AIM
Please transcribe the data that follows without the pictures, keeping every word the same.

DATASET CONTENT
■ ■ ■

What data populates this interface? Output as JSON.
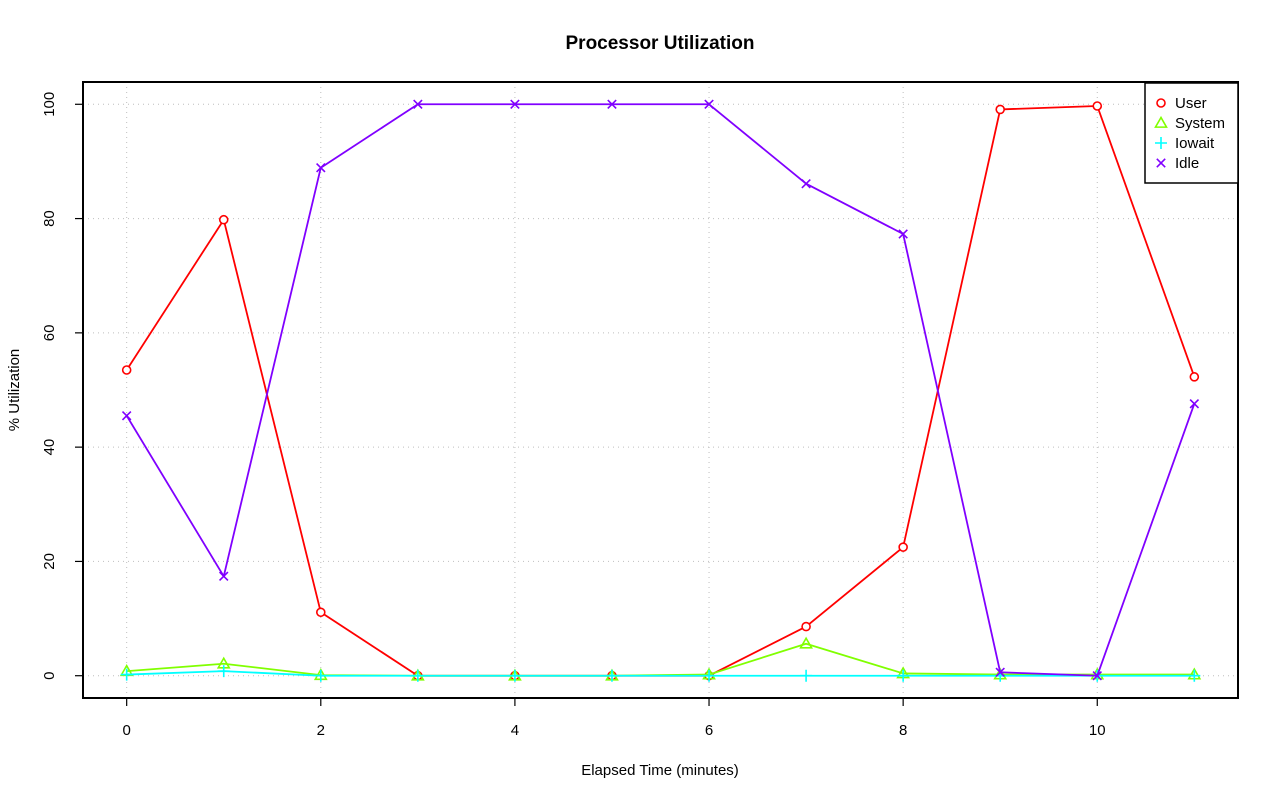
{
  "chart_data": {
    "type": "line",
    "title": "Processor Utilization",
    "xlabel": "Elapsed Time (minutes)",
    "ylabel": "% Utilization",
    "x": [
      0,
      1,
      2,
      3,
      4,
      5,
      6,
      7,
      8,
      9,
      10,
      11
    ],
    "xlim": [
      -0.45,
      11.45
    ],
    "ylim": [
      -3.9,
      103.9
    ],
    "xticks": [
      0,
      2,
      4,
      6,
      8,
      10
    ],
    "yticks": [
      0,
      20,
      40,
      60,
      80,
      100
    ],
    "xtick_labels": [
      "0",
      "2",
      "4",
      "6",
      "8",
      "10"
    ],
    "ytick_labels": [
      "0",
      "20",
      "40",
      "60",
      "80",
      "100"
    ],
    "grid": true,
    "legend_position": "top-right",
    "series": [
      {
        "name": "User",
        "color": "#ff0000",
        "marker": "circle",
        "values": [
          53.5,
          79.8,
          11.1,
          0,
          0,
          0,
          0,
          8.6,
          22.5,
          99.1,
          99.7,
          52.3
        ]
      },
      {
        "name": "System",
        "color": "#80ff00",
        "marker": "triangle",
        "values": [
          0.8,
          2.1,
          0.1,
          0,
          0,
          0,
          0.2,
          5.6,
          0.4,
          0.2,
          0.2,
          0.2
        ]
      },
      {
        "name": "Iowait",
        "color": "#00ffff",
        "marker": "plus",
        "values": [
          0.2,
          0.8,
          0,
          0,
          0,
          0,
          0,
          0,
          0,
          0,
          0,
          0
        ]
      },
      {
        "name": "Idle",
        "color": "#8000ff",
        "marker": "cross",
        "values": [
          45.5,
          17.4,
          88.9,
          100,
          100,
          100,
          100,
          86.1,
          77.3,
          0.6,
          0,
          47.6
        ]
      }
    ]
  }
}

■ ■ ■

WRITTEN RESPONSE
What data populates this interface? Output as JSON.
{
  "chart_data": {
    "type": "line",
    "title": "Processor Utilization",
    "xlabel": "Elapsed Time (minutes)",
    "ylabel": "% Utilization",
    "x": [
      0,
      1,
      2,
      3,
      4,
      5,
      6,
      7,
      8,
      9,
      10,
      11
    ],
    "xlim": [
      -0.45,
      11.45
    ],
    "ylim": [
      -3.9,
      103.9
    ],
    "xticks": [
      0,
      2,
      4,
      6,
      8,
      10
    ],
    "yticks": [
      0,
      20,
      40,
      60,
      80,
      100
    ],
    "xtick_labels": [
      "0",
      "2",
      "4",
      "6",
      "8",
      "10"
    ],
    "ytick_labels": [
      "0",
      "20",
      "40",
      "60",
      "80",
      "100"
    ],
    "grid": true,
    "legend_position": "top-right",
    "series": [
      {
        "name": "User",
        "color": "#ff0000",
        "marker": "circle",
        "values": [
          53.5,
          79.8,
          11.1,
          0,
          0,
          0,
          0,
          8.6,
          22.5,
          99.1,
          99.7,
          52.3
        ]
      },
      {
        "name": "System",
        "color": "#80ff00",
        "marker": "triangle",
        "values": [
          0.8,
          2.1,
          0.1,
          0,
          0,
          0,
          0.2,
          5.6,
          0.4,
          0.2,
          0.2,
          0.2
        ]
      },
      {
        "name": "Iowait",
        "color": "#00ffff",
        "marker": "plus",
        "values": [
          0.2,
          0.8,
          0,
          0,
          0,
          0,
          0,
          0,
          0,
          0,
          0,
          0
        ]
      },
      {
        "name": "Idle",
        "color": "#8000ff",
        "marker": "cross",
        "values": [
          45.5,
          17.4,
          88.9,
          100,
          100,
          100,
          100,
          86.1,
          77.3,
          0.6,
          0,
          47.6
        ]
      }
    ]
  }
}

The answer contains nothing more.